* begin SOURCE TEXT *

Re: [Wikimedia-l] Quality issues

27 Nov 2015

Hoi,
When a benefit is "Wikimedia specific" and thereby dismissed, you miss much
of what is going on. Exactly because of this link most items are well
defined as to what they are about. It is not perfect but it is good.
Consequently Wikidata is able to link Wikipedia in any language to sources
external to Wikipedia. This is a big improvement over linking external
sources to a Wikipedia. The disambiguation of subjects is done at the
Wikidata end.

You make Wikidata to be a "default reference source". Given its current
state, it is a bit much. Wikidata does not have the maturity to function as
such. The best pointer to this fact is that 50% of all items has two or
fewer statements.

When you compare the quality of Wikipedias with what en.wp used to be you
are comparing apples and oranges. The Myanmar Wikipedia is better informed
on Myanmar than en.wp etc.

When you qualify a Wikipedia as fascist, it does not follow that the data
is suspect. Certainly when data in a source that you so easily dismiss is
typically the same, there is not much meaning in what you say from a
Wikidata point of view.

* end SOURCE TEXT *
* begin DATASET EXTRACT *

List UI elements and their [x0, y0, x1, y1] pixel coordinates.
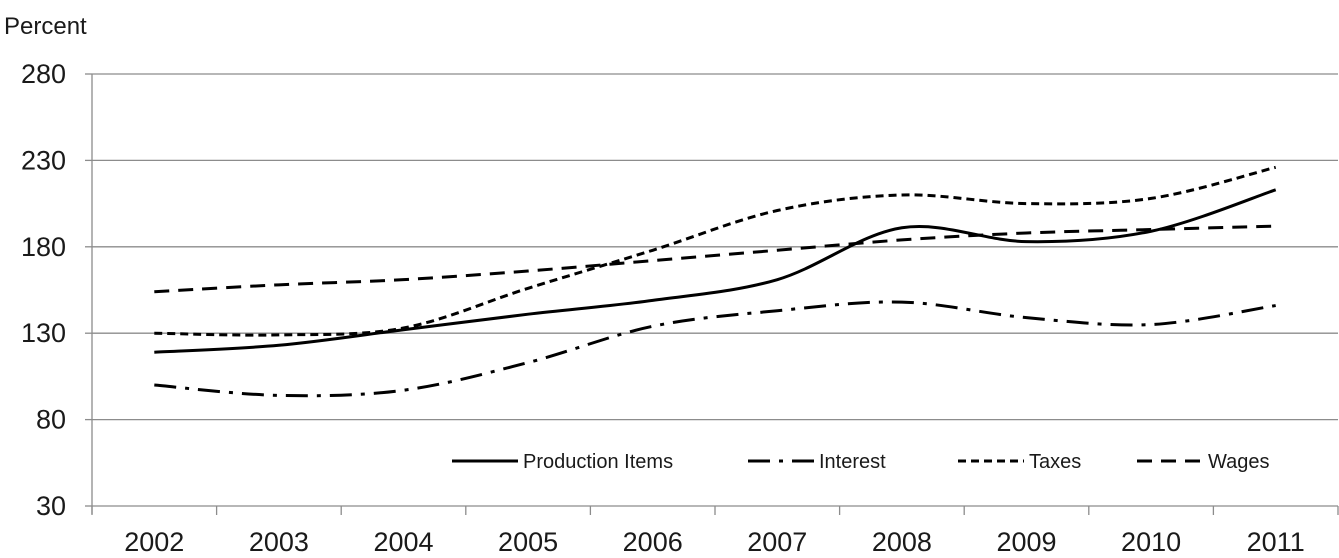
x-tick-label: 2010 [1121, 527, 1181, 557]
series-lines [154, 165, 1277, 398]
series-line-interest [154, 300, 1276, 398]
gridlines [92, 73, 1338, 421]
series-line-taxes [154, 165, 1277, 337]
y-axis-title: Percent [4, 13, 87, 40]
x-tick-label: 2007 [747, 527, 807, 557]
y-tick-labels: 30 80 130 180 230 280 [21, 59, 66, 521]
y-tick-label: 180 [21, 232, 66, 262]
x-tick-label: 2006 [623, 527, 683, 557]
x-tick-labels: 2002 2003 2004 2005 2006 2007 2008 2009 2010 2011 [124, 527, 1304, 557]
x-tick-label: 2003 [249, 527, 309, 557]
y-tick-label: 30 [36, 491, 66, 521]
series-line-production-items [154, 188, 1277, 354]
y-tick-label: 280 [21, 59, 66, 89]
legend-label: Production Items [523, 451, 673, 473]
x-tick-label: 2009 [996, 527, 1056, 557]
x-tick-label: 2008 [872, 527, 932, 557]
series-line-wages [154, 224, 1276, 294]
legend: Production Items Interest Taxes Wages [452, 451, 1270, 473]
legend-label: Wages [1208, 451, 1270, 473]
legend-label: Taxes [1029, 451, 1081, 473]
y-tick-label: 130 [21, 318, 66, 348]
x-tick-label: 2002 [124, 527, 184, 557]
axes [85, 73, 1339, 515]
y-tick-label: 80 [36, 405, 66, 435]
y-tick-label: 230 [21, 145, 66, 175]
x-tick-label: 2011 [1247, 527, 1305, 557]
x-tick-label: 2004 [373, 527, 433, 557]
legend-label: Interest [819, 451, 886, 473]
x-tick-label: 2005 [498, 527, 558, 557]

* end DATASET EXTRACT *

EXERCISE =
Return the part of the Wikidata post starting with "Consequently Wikidata is" and going on through "Wikidata end.", copied word for word.

EXERCISE OUTPUT =
Consequently Wikidata is able to link Wikipedia in any language to sources
external to Wikipedia. This is a big improvement over linking external
sources to a Wikipedia. The disambiguation of subjects is done at the
Wikidata end.